● Exercise instructions:
Copy each line of the entries beneath that contains the word "fréquent".

● Data to process:
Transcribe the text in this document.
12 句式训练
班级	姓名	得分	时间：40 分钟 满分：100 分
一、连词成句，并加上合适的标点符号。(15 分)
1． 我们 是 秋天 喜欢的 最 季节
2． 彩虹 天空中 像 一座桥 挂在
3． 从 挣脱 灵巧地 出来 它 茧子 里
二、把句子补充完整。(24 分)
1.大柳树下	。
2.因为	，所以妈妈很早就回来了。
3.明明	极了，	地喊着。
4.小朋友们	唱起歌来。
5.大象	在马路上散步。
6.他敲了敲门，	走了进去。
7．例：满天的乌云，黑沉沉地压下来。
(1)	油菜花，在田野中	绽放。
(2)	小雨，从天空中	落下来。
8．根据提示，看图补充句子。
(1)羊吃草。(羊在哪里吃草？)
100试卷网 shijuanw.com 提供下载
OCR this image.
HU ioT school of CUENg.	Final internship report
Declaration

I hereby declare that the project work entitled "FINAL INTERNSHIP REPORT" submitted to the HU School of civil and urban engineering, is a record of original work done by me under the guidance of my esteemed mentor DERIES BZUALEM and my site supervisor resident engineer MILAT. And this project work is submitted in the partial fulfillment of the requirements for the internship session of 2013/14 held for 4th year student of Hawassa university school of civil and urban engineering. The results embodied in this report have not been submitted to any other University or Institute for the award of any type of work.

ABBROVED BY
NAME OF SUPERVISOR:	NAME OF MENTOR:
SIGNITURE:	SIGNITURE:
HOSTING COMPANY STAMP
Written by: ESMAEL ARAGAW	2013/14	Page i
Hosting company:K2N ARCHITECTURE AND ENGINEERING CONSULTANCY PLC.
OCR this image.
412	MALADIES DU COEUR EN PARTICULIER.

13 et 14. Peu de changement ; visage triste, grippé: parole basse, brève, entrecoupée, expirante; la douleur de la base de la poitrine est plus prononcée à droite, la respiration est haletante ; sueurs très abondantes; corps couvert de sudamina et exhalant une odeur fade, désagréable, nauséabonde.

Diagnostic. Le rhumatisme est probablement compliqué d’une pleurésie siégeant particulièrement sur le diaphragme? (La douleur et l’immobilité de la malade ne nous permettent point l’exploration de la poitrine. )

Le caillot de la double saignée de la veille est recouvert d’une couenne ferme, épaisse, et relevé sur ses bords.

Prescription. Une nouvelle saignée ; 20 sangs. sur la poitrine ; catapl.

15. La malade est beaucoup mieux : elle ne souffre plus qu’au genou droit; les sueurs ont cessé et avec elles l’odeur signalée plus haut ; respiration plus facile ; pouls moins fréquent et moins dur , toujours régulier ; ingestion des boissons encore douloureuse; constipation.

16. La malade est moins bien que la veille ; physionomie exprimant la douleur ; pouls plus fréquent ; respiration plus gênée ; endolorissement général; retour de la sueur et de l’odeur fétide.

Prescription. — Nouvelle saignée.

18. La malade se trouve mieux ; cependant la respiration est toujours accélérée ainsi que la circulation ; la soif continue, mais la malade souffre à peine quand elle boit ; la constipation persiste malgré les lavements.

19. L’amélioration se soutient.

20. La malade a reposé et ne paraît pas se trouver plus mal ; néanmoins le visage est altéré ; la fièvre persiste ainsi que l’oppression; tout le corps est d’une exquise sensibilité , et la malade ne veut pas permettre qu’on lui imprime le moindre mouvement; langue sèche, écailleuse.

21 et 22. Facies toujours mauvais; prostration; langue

● Output below:
15. La malade est beaucoup mieux : elle ne souffre plus qu’au genou droit; les sueurs ont cessé et avec elles l’odeur signalée plus haut ; respiration plus facile ; pouls moins fréquent et moins dur , toujours régulier ; ingestion des boissons encore douloureuse; constipation.
16. La malade est moins bien que la veille ; physionomie exprimant la douleur ; pouls plus fréquent ; respiration plus gênée ; endolorissement général; retour de la sueur et de l’odeur fétide.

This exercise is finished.